DATASET ROWS:

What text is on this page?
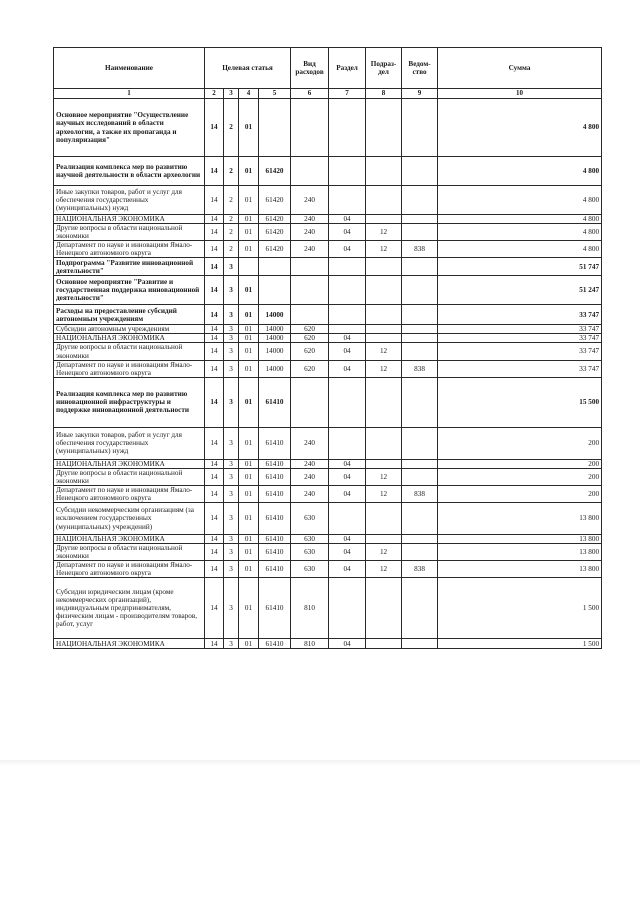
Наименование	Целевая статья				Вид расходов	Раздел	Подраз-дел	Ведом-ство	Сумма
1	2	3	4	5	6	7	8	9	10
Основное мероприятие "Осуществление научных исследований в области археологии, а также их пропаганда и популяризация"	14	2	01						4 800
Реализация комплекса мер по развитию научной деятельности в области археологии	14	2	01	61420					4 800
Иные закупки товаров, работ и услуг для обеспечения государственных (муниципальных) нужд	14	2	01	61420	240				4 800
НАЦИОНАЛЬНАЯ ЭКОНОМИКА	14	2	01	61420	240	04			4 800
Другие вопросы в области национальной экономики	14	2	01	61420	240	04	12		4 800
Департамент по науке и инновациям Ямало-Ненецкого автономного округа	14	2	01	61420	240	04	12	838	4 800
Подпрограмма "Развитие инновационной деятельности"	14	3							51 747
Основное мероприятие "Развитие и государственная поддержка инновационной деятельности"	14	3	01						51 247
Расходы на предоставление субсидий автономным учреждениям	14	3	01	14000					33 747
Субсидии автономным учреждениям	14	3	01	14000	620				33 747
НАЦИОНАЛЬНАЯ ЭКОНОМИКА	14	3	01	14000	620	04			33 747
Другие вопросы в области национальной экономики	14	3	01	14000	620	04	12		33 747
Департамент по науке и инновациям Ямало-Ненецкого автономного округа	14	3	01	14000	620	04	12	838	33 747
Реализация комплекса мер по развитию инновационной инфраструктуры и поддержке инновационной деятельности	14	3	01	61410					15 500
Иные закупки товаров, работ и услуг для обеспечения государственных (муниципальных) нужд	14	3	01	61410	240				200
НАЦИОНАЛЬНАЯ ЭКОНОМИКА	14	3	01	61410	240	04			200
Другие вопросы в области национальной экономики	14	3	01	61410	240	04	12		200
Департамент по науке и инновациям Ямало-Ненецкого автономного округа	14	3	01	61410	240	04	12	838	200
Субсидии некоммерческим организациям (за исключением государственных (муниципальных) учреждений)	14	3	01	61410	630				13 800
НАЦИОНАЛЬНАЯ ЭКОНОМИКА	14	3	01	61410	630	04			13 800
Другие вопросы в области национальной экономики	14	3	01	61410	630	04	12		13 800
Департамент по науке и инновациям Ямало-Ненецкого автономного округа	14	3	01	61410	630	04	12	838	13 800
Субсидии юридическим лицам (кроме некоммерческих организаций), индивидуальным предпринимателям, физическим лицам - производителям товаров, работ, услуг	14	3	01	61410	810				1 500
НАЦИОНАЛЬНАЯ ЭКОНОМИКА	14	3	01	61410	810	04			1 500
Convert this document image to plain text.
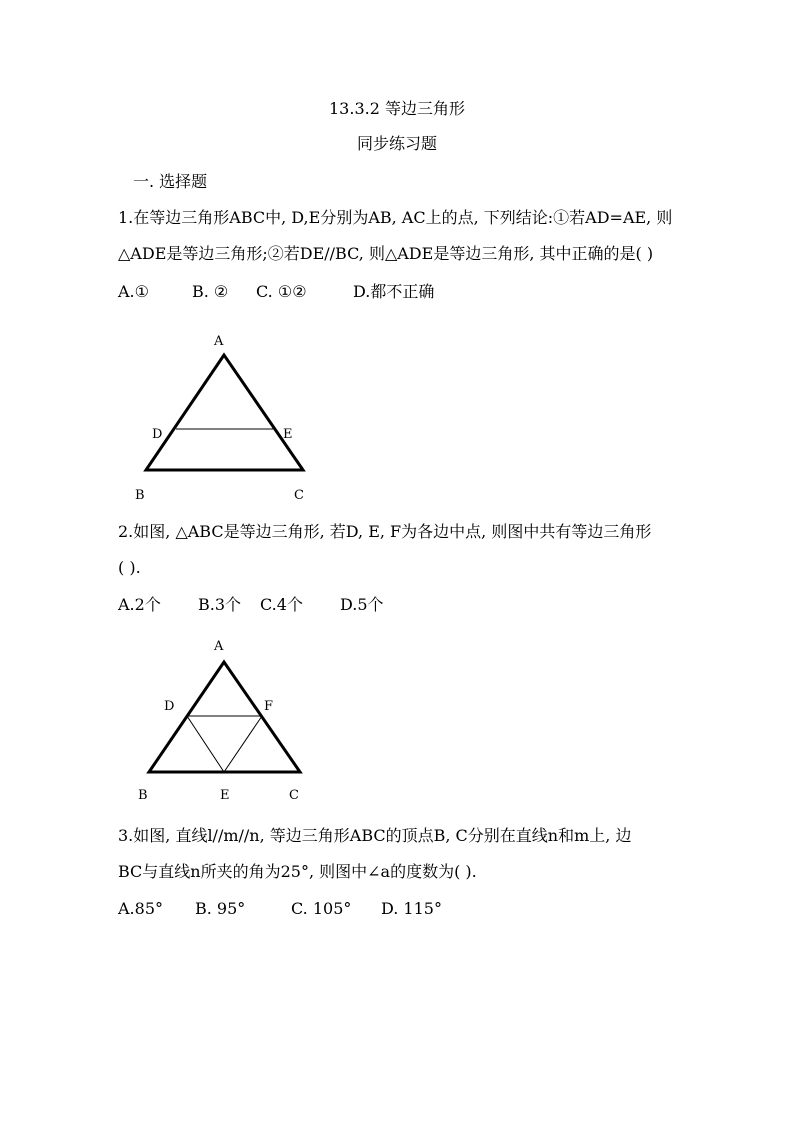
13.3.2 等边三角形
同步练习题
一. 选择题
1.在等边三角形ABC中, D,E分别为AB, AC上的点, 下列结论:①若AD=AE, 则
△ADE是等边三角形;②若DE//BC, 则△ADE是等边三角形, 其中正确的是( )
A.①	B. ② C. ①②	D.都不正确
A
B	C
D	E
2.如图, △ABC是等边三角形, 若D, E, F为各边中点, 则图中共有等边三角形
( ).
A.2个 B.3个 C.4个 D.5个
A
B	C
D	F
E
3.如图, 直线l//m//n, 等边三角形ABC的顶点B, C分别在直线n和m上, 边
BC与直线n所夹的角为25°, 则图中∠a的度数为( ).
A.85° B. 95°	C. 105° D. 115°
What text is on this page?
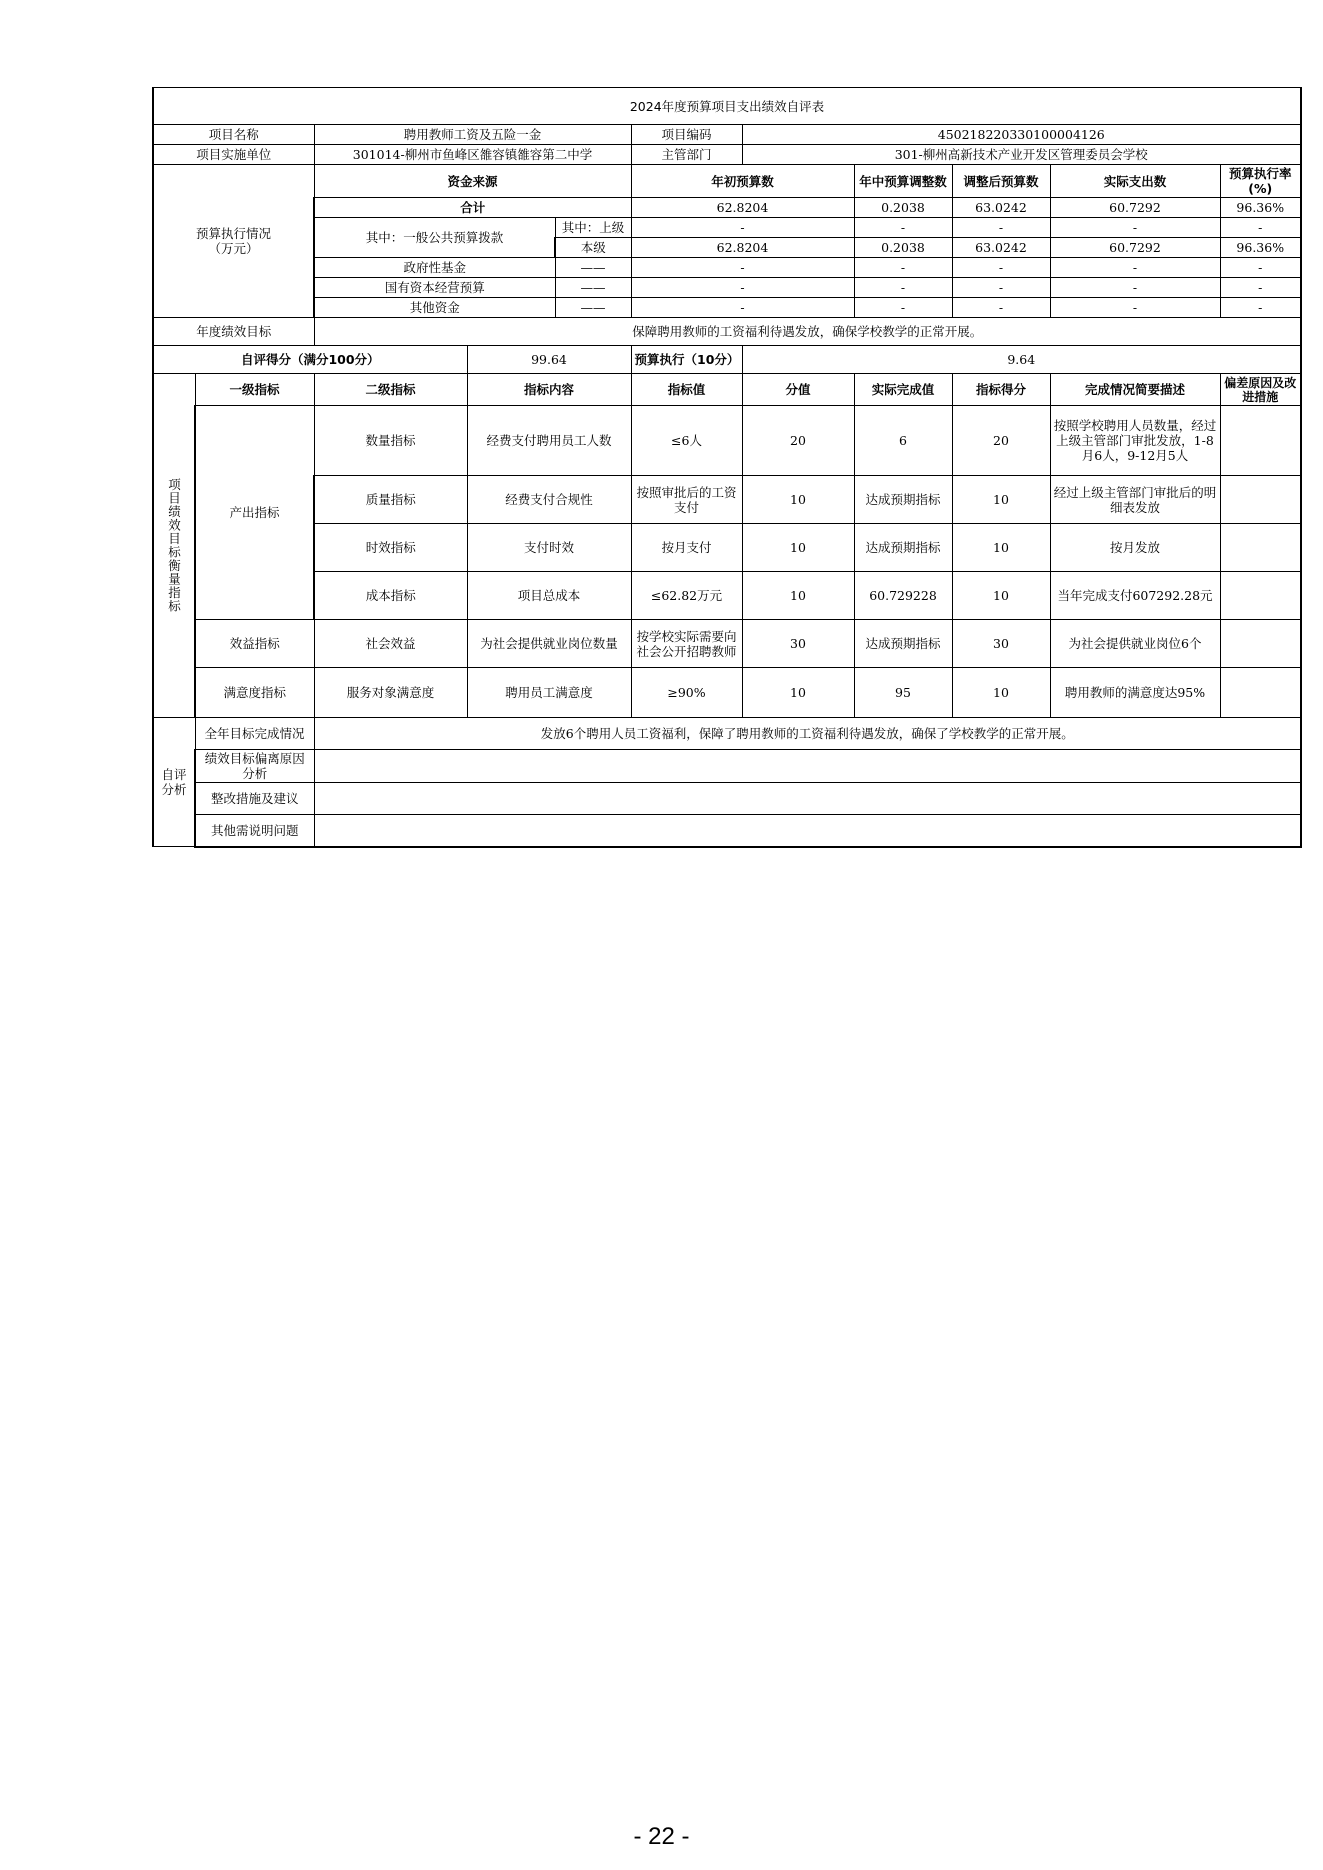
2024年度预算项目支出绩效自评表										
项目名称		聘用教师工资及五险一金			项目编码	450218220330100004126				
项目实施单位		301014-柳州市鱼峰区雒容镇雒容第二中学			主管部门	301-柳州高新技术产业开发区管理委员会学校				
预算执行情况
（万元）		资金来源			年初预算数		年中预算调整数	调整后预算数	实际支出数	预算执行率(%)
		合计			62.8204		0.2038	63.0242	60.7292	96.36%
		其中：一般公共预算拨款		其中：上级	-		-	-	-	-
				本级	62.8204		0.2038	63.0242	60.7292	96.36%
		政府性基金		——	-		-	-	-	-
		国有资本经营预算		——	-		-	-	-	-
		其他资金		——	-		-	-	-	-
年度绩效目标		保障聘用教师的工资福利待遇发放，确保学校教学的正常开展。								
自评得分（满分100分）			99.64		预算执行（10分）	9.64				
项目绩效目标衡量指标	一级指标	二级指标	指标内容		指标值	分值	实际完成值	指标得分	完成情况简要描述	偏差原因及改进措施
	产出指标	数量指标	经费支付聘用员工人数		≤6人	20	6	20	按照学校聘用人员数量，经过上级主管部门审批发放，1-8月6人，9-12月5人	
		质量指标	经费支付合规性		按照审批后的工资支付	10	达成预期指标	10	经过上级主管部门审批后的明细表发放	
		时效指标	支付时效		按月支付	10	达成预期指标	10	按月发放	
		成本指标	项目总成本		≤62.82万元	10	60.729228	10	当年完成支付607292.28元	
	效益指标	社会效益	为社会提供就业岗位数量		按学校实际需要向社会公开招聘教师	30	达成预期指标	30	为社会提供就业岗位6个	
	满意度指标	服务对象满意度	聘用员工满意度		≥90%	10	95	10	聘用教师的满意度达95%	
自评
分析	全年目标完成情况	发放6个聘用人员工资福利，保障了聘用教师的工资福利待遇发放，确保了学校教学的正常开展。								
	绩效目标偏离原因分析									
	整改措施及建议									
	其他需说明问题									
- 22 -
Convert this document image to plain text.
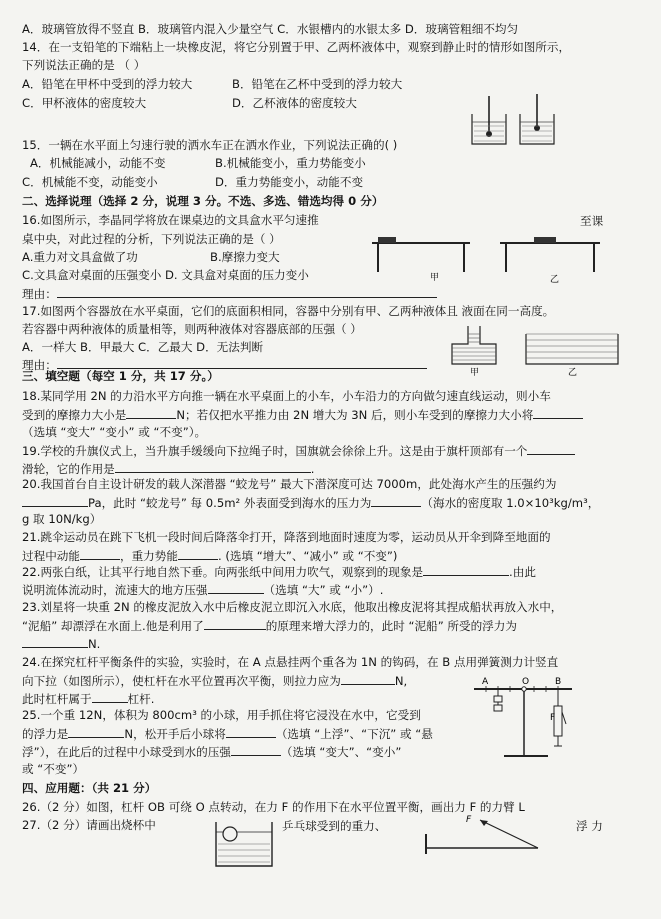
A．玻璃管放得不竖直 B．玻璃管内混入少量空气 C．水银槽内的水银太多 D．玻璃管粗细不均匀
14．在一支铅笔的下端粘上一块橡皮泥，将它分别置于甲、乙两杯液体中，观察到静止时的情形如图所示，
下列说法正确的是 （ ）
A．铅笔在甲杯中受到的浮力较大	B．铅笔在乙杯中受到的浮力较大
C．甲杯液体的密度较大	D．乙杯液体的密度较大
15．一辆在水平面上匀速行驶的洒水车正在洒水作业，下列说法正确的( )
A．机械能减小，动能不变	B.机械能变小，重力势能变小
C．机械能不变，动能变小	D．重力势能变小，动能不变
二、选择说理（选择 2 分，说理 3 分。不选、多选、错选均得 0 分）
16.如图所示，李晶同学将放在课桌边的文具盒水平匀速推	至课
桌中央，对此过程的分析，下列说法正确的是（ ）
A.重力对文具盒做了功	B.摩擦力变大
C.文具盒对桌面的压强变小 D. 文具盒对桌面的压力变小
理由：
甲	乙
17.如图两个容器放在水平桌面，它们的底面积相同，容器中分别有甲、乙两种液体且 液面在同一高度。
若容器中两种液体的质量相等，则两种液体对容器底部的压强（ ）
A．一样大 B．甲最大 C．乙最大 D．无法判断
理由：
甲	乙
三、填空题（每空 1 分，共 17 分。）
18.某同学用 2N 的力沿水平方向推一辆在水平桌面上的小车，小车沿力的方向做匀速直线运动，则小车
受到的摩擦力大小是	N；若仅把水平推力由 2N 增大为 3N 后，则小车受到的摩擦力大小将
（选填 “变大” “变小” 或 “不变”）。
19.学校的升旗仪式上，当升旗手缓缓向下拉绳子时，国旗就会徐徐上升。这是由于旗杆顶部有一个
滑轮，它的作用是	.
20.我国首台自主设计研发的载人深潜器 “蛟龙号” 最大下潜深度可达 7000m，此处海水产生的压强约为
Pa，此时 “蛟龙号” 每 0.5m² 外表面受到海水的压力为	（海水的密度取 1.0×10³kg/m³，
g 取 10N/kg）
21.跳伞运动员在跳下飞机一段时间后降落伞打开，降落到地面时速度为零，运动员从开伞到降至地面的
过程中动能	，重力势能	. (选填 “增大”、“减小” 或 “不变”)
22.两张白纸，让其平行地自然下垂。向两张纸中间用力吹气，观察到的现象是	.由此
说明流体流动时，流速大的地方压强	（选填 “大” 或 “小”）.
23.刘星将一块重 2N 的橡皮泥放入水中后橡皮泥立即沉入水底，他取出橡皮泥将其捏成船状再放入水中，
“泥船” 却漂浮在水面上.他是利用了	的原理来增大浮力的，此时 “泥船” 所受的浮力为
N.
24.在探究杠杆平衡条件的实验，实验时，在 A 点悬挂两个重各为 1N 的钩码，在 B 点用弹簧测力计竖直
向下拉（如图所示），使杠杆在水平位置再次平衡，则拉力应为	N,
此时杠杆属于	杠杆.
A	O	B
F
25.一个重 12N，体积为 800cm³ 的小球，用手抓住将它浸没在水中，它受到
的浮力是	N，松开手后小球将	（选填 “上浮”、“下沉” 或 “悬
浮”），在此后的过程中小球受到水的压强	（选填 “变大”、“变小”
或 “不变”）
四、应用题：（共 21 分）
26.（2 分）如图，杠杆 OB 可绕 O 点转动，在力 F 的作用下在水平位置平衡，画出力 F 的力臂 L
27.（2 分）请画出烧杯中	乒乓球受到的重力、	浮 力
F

GOAL:
Extract every line containing the string "Реализация" from the material.

OUTPUT OF THE TASK:
Реализация комплекса мер по развитию научной деятельности в области археологии	14	2	01	61420					4 800
Реализация комплекса мер по развитию инновационной инфраструктуры и поддержке инновационной деятельности	14	3	01	61410					15 500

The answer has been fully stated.